Short problem: Restate the whole listing exactly.

Input data:
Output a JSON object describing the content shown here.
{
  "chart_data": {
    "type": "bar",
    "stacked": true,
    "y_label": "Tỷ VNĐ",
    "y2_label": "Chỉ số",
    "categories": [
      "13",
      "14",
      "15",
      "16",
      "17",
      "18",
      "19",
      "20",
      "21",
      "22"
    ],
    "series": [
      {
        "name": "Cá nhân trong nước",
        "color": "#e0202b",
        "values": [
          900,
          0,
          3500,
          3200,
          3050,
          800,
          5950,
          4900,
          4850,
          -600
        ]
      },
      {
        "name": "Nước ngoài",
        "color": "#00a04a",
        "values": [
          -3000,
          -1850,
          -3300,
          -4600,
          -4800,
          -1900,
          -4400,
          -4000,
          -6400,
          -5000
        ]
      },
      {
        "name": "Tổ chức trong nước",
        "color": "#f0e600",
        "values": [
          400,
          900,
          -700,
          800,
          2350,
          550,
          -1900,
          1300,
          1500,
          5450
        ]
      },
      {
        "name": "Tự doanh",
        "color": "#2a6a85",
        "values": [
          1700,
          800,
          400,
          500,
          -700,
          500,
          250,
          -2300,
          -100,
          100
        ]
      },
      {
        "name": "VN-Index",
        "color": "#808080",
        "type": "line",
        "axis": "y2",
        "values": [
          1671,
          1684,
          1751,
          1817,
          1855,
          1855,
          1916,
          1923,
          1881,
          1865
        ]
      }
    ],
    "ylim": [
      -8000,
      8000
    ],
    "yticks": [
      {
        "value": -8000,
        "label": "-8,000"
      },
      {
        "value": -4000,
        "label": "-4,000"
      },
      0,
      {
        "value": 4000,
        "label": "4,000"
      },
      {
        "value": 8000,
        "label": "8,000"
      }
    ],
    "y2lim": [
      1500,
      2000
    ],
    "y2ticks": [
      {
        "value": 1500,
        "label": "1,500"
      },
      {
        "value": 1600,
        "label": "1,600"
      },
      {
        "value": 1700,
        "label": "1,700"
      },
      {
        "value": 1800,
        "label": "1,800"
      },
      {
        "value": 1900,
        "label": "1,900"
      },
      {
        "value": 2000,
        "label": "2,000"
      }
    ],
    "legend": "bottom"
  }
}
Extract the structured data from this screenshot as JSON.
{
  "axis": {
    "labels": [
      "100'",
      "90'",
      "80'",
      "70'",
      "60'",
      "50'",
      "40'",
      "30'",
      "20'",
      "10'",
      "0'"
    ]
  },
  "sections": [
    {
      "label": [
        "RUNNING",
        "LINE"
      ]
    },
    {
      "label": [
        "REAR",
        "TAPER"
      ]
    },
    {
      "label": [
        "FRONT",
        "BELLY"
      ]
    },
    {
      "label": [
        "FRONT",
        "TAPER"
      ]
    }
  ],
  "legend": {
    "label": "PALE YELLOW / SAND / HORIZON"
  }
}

Final result:
Output a JSON object describing the content shown here.
{
  "chart_data": {
    "type": "bar",
    "stacked": true,
    "y_label": "Tỷ VNĐ",
    "y2_label": "Chỉ số",
    "categories": [
      "13",
      "14",
      "15",
      "16",
      "17",
      "18",
      "19",
      "20",
      "21",
      "22"
    ],
    "series": [
      {
        "name": "Cá nhân trong nước",
        "color": "#e0202b",
        "values": [
          900,
          0,
          3500,
          3200,
          3050,
          800,
          5950,
          4900,
          4850,
          -600
        ]
      },
      {
        "name": "Nước ngoài",
        "color": "#00a04a",
        "values": [
          -3000,
          -1850,
          -3300,
          -4600,
          -4800,
          -1900,
          -4400,
          -4000,
          -6400,
          -5000
        ]
      },
      {
        "name": "Tổ chức trong nước",
        "color": "#f0e600",
        "values": [
          400,
          900,
          -700,
          800,
          2350,
          550,
          -1900,
          1300,
          1500,
          5450
        ]
      },
      {
        "name": "Tự doanh",
        "color": "#2a6a85",
        "values": [
          1700,
          800,
          400,
          500,
          -700,
          500,
          250,
          -2300,
          -100,
          100
        ]
      },
      {
        "name": "VN-Index",
        "color": "#808080",
        "type": "line",
        "axis": "y2",
        "values": [
          1671,
          1684,
          1751,
          1817,
          1855,
          1855,
          1916,
          1923,
          1881,
          1865
        ]
      }
    ],
    "ylim": [
      -8000,
      8000
    ],
    "yticks": [
      {
        "value": -8000,
        "label": "-8,000"
      },
      {
        "value": -4000,
        "label": "-4,000"
      },
      0,
      {
        "value": 4000,
        "label": "4,000"
      },
      {
        "value": 8000,
        "label": "8,000"
      }
    ],
    "y2lim": [
      1500,
      2000
    ],
    "y2ticks": [
      {
        "value": 1500,
        "label": "1,500"
      },
      {
        "value": 1600,
        "label": "1,600"
      },
      {
        "value": 1700,
        "label": "1,700"
      },
      {
        "value": 1800,
        "label": "1,800"
      },
      {
        "value": 1900,
        "label": "1,900"
      },
      {
        "value": 2000,
        "label": "2,000"
      }
    ],
    "legend": "bottom"
  }
}
Extract the structured data from this screenshot as JSON.
{
  "axis": {
    "labels": [
      "100'",
      "90'",
      "80'",
      "70'",
      "60'",
      "50'",
      "40'",
      "30'",
      "20'",
      "10'",
      "0'"
    ]
  },
  "sections": [
    {
      "label": [
        "RUNNING",
        "LINE"
      ]
    },
    {
      "label": [
        "REAR",
        "TAPER"
      ]
    },
    {
      "label": [
        "FRONT",
        "BELLY"
      ]
    },
    {
      "label": [
        "FRONT",
        "TAPER"
      ]
    }
  ],
  "legend": {
    "label": "PALE YELLOW / SAND / HORIZON"
  }
}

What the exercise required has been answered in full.